(Dataset items)
********
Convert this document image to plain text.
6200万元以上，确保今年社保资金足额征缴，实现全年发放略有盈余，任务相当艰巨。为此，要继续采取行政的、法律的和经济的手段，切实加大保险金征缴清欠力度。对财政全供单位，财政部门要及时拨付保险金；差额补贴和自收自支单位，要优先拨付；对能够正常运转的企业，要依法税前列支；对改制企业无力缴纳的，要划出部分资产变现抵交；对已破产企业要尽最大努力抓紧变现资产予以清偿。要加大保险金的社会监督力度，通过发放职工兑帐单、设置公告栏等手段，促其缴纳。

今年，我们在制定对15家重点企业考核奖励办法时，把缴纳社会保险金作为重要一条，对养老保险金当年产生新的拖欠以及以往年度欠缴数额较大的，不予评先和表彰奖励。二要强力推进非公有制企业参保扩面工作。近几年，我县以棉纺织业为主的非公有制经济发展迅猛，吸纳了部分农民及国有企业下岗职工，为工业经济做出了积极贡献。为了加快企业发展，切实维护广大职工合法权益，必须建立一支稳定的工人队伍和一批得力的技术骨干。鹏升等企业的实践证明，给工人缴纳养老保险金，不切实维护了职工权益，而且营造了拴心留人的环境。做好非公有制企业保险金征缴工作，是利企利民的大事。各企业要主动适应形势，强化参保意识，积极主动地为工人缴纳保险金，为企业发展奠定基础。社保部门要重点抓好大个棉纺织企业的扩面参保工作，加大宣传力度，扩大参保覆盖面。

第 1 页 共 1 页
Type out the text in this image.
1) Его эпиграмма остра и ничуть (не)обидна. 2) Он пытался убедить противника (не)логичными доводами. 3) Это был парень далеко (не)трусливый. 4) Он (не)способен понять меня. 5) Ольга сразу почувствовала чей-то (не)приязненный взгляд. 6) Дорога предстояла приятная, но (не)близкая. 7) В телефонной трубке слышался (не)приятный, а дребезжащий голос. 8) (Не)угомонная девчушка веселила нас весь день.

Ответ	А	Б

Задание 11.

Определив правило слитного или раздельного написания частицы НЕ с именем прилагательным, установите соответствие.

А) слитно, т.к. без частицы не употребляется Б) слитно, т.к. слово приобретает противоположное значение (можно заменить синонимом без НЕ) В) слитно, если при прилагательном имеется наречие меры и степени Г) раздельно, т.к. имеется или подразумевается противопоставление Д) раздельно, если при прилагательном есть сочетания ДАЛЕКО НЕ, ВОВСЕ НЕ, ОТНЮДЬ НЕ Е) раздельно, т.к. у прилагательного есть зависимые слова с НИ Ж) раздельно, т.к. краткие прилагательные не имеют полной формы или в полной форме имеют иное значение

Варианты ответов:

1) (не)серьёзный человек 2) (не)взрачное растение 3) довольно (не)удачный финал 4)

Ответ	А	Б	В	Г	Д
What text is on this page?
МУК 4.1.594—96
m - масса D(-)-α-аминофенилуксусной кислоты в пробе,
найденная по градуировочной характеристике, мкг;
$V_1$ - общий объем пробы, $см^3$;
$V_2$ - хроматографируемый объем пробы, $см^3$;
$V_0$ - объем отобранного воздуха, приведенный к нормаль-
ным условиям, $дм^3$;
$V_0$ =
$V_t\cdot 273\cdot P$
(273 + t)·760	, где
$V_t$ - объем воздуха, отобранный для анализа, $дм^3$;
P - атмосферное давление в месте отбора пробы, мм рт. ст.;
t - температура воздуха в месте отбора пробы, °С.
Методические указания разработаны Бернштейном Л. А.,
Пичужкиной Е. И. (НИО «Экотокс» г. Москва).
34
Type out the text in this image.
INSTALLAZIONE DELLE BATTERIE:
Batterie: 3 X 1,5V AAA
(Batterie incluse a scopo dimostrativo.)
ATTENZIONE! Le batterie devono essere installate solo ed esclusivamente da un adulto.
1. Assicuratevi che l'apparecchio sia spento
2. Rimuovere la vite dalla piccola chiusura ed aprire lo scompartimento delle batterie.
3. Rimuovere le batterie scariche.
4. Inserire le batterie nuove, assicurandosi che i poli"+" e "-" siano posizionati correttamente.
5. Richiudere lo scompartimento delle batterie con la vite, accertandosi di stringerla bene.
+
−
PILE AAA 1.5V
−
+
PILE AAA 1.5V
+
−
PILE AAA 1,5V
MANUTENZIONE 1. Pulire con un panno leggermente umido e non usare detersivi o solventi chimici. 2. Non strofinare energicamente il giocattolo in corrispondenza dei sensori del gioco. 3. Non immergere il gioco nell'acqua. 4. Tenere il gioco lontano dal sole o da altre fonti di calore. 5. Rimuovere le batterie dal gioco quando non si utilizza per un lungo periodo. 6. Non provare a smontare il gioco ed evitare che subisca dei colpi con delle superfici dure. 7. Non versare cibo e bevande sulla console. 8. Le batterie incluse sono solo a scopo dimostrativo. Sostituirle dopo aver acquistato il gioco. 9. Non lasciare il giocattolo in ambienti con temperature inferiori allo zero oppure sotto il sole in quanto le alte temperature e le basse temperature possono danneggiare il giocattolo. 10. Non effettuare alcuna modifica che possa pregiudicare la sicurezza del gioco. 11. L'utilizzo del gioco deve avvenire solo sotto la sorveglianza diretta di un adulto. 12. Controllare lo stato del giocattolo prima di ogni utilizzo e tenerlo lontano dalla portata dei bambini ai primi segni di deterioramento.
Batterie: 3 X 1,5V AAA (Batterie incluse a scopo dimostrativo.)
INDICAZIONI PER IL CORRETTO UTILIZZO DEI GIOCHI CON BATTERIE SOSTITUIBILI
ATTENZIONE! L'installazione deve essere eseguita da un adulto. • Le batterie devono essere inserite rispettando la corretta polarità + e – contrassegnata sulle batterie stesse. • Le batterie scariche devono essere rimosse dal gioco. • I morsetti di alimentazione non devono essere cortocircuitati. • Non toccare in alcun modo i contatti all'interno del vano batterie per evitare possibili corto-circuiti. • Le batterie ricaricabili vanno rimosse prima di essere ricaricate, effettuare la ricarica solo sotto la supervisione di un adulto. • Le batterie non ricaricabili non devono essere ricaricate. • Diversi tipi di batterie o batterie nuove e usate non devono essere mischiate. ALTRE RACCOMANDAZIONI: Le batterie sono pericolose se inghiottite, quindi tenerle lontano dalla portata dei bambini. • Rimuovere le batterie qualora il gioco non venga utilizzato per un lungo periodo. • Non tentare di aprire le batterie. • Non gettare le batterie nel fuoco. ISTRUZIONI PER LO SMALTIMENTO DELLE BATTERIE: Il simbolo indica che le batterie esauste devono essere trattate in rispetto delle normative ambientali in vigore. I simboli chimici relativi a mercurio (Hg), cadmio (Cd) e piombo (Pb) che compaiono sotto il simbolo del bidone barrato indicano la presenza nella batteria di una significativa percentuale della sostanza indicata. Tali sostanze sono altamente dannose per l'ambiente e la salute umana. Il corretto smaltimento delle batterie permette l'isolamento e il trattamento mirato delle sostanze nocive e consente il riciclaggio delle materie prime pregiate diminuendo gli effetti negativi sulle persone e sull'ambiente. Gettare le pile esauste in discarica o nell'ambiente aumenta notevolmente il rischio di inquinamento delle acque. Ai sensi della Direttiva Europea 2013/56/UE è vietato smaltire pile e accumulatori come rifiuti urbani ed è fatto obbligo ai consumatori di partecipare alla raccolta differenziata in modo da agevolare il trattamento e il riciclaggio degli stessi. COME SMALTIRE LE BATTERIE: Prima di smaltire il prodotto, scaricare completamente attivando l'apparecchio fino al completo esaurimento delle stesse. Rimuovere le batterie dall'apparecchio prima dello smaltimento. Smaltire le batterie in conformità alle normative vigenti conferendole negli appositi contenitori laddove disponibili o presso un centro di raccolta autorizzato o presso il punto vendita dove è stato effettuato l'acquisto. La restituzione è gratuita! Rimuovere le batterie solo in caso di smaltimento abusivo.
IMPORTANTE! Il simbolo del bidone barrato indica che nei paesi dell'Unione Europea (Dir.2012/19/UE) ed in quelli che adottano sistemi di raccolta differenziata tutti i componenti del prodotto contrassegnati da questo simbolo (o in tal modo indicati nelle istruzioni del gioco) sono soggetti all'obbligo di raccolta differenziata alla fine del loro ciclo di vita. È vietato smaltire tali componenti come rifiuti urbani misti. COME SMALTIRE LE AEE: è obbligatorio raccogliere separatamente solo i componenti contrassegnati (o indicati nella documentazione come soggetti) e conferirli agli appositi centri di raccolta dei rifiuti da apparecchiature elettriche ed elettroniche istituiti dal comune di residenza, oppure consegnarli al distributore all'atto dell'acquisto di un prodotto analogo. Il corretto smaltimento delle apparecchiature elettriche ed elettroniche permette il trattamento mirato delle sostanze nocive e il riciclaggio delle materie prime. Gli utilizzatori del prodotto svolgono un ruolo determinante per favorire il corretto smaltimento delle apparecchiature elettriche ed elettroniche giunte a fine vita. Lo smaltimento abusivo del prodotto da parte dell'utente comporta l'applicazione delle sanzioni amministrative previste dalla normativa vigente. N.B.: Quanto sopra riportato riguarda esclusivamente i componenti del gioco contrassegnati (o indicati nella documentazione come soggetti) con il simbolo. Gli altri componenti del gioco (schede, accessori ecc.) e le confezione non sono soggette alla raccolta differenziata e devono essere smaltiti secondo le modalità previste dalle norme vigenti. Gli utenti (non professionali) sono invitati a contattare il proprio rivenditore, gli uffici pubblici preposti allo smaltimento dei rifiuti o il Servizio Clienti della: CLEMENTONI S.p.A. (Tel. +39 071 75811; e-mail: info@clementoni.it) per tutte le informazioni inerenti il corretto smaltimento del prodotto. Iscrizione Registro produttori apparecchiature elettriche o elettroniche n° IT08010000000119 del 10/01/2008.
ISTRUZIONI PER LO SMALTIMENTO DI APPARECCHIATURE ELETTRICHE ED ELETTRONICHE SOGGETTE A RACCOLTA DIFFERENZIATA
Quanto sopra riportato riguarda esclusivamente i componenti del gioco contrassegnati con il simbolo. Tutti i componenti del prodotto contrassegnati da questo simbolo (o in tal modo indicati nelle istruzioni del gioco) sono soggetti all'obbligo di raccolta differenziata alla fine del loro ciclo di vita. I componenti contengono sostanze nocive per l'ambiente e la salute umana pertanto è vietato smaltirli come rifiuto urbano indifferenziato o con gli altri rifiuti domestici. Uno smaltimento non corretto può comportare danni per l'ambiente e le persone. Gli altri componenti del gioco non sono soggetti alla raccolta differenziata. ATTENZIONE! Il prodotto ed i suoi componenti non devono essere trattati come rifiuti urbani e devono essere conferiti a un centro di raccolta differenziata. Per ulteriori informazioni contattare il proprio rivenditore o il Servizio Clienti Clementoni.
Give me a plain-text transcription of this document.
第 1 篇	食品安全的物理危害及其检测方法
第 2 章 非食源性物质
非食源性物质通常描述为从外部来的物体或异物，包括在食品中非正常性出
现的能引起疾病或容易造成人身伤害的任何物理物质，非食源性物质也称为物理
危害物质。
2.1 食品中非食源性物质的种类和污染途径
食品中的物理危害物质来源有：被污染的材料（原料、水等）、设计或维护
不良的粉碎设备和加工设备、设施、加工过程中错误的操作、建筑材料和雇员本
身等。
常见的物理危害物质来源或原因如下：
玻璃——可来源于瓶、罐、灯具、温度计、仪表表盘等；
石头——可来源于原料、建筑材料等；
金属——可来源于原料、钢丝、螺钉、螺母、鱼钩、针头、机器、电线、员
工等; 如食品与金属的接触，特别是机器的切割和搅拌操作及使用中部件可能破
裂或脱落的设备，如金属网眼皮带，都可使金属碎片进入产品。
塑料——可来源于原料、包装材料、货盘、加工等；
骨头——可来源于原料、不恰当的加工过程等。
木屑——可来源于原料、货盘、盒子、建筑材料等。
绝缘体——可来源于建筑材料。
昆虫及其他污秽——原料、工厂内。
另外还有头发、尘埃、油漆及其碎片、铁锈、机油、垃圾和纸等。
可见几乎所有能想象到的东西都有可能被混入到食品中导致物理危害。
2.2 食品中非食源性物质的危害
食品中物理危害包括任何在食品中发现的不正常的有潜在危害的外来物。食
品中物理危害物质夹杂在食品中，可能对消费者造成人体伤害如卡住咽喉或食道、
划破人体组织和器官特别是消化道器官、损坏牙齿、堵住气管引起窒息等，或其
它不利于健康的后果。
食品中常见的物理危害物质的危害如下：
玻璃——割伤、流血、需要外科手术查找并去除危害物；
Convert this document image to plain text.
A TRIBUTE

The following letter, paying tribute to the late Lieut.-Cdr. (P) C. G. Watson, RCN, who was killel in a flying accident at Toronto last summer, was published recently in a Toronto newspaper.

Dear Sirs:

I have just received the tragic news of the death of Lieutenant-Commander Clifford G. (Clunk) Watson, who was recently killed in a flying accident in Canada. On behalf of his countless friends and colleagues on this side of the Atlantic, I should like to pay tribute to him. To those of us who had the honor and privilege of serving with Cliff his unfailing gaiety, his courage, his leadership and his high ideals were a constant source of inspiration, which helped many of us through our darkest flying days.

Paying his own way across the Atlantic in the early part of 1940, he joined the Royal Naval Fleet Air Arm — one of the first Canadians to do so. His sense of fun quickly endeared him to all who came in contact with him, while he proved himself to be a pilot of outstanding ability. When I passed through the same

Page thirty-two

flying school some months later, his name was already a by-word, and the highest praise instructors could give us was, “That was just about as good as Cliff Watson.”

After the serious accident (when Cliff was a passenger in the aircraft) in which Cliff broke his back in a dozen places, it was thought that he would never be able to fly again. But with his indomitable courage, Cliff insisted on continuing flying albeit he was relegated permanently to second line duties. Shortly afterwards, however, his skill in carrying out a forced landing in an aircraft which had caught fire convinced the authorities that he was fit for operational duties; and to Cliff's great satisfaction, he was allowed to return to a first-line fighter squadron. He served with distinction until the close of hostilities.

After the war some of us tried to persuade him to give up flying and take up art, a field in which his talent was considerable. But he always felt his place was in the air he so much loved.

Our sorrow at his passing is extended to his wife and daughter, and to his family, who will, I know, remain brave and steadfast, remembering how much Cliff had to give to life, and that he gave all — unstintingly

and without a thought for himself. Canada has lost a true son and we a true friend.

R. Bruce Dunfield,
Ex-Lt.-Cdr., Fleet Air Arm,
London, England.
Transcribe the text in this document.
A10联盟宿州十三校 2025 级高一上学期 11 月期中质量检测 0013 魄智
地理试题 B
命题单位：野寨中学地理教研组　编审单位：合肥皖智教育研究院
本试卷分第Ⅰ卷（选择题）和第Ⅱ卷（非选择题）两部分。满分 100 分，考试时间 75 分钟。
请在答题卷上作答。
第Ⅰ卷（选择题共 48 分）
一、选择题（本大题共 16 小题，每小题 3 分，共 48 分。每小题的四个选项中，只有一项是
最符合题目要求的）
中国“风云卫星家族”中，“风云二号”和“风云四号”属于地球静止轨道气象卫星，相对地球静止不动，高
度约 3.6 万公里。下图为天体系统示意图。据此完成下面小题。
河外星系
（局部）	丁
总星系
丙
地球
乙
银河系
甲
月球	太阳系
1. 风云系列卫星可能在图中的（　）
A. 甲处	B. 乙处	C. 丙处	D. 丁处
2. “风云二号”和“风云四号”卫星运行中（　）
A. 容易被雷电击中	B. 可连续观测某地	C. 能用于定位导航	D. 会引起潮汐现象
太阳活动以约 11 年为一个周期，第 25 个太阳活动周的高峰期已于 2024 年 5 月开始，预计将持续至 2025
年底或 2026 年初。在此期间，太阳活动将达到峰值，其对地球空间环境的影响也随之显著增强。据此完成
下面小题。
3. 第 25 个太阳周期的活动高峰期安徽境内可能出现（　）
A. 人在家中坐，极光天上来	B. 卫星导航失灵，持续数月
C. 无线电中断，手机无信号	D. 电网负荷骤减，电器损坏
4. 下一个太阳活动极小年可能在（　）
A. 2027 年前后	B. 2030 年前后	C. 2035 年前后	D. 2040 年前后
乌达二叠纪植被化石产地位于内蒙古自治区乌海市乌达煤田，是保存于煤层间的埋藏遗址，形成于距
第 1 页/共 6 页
********
* REQUIREMENTS
In the listing, find every line containing the word "风云二号" and list it.

* WRITTEN RESPONSE
中国“风云卫星家族”中，“风云二号”和“风云四号”属于地球静止轨道气象卫星，相对地球静止不动，高
2. “风云二号”和“风云四号”卫星运行中（　）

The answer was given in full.